» **WHAT YOU NEED TO DO**
Go through the entries one line at a time, and gather every line that has the word "field".

» **INPUT MATERIAL**

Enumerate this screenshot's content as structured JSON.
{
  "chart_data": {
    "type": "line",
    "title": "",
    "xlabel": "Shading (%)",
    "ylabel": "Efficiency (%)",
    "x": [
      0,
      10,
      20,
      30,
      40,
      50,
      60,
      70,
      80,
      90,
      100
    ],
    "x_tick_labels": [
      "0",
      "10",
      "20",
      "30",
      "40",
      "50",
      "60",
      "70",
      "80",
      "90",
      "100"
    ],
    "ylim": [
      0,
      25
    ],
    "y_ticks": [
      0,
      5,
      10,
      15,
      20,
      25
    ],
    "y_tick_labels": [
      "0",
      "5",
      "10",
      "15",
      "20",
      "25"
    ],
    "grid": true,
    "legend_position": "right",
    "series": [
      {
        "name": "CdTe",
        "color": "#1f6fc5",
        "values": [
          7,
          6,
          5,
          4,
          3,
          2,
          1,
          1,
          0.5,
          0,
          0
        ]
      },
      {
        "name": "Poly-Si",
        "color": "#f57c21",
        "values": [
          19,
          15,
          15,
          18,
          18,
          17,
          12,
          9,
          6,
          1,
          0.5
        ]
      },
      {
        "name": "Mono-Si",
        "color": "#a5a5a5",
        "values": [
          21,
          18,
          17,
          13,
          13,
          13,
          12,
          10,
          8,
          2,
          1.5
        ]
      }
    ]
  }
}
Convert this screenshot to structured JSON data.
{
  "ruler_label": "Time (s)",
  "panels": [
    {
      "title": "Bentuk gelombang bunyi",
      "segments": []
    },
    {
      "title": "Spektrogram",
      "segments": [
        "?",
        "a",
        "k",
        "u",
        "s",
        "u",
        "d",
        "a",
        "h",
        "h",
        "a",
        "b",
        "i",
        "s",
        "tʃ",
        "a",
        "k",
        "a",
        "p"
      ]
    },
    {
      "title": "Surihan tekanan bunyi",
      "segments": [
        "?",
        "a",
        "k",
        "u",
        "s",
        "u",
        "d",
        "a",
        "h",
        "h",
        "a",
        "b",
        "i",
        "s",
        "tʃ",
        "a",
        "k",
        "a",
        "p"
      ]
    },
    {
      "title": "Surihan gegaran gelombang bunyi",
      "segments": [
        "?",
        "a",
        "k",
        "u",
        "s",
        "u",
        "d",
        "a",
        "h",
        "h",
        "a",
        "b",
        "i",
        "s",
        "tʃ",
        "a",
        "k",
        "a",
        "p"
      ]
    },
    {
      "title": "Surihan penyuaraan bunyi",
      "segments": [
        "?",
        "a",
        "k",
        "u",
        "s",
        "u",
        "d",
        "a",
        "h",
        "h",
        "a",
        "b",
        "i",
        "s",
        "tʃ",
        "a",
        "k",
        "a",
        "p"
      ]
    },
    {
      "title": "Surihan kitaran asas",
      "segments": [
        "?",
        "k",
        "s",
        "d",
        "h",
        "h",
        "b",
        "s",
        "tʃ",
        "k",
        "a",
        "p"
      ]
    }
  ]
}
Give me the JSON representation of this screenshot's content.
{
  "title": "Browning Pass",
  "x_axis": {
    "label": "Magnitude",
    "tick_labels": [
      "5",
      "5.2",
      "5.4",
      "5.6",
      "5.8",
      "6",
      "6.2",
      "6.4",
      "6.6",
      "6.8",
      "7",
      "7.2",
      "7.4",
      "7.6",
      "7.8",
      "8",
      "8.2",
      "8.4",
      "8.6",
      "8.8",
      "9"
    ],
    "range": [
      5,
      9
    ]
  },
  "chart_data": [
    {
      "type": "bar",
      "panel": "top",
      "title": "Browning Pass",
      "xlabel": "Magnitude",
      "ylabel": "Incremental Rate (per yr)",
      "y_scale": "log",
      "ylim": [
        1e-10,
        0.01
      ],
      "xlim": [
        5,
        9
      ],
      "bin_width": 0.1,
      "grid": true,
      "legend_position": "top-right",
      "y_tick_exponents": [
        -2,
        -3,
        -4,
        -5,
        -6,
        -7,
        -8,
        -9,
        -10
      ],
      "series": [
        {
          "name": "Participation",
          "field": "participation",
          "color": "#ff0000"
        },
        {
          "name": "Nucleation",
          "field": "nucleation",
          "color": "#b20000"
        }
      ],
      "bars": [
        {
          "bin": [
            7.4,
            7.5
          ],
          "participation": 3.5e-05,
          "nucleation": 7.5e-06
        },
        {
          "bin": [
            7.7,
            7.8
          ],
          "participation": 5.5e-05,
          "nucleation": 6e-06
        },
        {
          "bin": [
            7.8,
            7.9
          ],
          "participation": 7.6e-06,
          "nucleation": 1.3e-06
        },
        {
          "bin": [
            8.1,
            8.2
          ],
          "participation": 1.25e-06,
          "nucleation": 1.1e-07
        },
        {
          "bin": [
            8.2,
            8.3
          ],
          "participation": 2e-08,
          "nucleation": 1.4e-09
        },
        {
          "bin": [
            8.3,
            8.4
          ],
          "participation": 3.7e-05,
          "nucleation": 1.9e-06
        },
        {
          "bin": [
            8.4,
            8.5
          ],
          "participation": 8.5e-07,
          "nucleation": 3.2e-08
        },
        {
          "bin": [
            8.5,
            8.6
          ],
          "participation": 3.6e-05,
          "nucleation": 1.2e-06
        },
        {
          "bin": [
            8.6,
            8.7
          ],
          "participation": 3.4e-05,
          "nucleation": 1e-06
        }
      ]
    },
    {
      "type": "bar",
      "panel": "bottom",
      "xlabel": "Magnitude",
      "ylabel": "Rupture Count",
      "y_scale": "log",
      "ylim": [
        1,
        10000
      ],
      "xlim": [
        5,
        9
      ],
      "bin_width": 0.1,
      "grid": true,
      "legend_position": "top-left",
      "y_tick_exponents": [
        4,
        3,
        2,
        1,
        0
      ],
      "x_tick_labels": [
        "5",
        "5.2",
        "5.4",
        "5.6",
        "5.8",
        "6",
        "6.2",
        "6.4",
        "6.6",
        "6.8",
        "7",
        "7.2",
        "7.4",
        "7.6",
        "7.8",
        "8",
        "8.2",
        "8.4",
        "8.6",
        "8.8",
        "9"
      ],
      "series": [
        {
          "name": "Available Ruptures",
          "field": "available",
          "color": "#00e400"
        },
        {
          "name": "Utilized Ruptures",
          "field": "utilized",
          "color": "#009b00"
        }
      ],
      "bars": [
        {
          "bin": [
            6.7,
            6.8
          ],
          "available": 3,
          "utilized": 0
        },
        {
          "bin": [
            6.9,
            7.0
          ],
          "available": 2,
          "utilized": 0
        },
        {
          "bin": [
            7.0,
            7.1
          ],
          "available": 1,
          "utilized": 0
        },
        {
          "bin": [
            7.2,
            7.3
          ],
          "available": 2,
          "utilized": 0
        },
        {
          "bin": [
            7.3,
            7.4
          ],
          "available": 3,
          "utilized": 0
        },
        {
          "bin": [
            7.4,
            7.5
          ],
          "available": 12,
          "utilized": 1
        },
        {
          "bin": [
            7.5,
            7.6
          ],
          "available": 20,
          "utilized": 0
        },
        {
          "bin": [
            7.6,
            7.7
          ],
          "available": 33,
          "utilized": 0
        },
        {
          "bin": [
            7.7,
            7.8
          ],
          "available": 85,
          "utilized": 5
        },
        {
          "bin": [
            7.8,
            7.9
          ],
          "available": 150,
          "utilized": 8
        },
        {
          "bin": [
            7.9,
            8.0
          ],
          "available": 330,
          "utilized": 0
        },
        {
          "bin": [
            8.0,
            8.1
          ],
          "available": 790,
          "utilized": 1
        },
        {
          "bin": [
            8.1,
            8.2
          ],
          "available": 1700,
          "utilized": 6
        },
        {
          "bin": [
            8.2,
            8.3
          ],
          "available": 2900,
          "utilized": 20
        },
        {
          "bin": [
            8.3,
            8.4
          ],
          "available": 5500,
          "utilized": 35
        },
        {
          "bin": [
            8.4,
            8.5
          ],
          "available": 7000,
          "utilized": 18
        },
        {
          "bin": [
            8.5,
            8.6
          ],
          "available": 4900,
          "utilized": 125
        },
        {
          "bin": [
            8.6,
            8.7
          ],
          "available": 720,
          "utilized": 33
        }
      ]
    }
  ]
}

» **SOLUTION**
          "field": "participation",
          "field": "nucleation",
          "field": "available",
          "field": "utilized",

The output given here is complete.